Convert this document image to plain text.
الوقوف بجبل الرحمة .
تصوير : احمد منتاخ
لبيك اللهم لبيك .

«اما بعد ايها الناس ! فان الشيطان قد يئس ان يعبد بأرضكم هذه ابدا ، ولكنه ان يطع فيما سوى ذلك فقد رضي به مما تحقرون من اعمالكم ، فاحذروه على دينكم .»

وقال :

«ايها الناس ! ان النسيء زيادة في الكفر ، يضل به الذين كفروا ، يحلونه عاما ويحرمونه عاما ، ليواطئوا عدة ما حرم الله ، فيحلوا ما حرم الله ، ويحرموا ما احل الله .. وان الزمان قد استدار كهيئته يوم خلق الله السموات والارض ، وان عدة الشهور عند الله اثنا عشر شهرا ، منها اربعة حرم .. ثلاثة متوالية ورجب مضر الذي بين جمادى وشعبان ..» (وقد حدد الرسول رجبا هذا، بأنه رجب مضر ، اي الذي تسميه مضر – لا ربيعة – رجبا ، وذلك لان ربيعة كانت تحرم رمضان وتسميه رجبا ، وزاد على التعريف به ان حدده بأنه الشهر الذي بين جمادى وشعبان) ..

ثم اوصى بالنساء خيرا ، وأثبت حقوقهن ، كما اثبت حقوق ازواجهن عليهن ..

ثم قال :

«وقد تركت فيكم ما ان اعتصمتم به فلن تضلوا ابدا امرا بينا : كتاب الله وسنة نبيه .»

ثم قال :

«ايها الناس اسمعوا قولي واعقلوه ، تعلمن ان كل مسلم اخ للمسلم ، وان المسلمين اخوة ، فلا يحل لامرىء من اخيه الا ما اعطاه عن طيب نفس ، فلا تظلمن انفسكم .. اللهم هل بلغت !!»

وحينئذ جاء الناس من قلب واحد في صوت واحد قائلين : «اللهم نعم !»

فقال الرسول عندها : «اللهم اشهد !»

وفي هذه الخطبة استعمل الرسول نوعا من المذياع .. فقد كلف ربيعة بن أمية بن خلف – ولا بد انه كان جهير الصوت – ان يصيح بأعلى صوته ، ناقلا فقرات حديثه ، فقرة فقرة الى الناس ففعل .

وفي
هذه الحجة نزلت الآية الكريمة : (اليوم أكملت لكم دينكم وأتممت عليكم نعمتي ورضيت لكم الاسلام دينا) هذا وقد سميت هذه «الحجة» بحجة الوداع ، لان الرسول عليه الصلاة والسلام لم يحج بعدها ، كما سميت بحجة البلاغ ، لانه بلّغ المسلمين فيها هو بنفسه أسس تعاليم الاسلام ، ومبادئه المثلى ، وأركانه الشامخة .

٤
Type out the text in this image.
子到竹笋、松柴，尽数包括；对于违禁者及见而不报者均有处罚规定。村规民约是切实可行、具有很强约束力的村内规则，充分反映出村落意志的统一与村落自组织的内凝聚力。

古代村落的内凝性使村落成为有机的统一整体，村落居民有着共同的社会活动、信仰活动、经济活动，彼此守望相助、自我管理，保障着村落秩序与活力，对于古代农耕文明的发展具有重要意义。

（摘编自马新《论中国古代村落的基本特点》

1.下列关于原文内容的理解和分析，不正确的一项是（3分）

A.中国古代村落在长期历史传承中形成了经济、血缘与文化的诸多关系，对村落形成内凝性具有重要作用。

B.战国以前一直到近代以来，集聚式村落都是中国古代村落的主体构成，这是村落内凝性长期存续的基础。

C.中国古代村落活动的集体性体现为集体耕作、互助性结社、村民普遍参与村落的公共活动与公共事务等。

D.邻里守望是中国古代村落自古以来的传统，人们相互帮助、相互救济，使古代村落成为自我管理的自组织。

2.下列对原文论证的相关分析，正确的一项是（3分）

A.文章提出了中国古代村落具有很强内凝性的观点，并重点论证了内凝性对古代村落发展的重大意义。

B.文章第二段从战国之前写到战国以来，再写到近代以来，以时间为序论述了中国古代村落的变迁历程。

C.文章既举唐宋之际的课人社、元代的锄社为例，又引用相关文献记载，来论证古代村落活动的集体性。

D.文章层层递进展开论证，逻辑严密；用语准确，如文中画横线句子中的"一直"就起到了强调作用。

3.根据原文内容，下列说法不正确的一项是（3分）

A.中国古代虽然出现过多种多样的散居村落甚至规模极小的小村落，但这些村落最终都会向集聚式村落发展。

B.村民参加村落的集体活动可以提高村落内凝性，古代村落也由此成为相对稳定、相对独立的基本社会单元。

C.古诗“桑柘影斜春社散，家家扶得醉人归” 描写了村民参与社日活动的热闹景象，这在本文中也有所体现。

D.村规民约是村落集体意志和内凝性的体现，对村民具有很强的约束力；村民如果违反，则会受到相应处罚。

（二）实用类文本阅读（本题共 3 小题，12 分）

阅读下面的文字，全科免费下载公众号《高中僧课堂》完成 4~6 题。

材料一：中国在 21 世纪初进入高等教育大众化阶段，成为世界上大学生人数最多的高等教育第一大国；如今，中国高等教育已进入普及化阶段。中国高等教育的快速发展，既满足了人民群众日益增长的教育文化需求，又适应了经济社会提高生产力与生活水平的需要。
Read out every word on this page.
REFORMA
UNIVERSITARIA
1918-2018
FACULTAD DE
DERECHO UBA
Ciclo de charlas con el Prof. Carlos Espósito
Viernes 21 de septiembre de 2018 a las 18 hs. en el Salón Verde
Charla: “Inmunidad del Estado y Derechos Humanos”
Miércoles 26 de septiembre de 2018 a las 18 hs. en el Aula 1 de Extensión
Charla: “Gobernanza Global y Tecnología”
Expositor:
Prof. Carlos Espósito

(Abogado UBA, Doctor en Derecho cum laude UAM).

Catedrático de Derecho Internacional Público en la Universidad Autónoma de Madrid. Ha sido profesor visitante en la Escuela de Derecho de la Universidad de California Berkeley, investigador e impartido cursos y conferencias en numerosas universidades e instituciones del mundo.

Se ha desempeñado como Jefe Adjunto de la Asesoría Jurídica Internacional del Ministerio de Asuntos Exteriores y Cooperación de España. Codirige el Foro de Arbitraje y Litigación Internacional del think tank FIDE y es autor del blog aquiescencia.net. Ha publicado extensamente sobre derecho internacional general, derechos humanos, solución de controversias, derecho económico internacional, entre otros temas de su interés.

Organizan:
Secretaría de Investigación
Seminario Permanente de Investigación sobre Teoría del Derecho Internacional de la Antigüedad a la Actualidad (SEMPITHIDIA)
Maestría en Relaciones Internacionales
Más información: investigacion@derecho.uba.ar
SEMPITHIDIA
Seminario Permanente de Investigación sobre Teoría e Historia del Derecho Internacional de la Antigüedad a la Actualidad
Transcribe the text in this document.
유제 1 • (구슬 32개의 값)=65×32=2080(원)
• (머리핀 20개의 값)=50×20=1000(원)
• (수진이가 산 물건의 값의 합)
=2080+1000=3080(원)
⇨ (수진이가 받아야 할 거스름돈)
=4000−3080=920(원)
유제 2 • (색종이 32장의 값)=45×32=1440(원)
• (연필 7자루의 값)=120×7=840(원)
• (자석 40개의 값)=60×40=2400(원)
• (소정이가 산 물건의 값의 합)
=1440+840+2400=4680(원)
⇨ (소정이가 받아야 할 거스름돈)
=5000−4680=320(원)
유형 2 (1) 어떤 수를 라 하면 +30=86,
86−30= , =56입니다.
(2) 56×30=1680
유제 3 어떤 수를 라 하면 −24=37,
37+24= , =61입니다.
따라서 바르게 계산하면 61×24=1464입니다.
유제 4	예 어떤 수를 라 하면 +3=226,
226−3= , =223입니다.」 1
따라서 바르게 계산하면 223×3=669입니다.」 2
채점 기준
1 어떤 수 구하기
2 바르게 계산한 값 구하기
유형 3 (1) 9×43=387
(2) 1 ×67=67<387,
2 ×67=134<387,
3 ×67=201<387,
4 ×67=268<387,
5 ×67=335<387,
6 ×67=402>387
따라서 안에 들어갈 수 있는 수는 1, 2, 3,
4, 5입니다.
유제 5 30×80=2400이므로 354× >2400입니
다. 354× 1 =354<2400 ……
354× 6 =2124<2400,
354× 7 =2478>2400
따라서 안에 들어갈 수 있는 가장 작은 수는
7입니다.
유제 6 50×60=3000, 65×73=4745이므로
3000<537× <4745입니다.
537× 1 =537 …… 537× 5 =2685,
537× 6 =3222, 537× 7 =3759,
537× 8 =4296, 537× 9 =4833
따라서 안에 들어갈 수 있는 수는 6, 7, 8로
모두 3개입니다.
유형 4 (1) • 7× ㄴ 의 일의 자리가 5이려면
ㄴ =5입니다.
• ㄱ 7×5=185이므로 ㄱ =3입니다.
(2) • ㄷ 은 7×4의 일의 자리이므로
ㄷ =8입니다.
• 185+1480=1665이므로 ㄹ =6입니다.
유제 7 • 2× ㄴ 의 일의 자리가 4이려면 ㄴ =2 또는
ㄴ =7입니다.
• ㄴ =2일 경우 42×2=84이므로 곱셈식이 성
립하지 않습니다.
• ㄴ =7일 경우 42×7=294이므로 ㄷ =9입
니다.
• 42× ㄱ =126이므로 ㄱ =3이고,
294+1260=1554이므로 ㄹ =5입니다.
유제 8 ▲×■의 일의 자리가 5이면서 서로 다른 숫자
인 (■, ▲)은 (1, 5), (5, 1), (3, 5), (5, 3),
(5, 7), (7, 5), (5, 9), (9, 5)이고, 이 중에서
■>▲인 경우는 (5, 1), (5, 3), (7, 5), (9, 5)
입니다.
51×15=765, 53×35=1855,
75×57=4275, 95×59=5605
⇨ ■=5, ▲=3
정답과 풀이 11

————

What is asked
State how many lines include the string "document". Give no other information.

Result of this task
2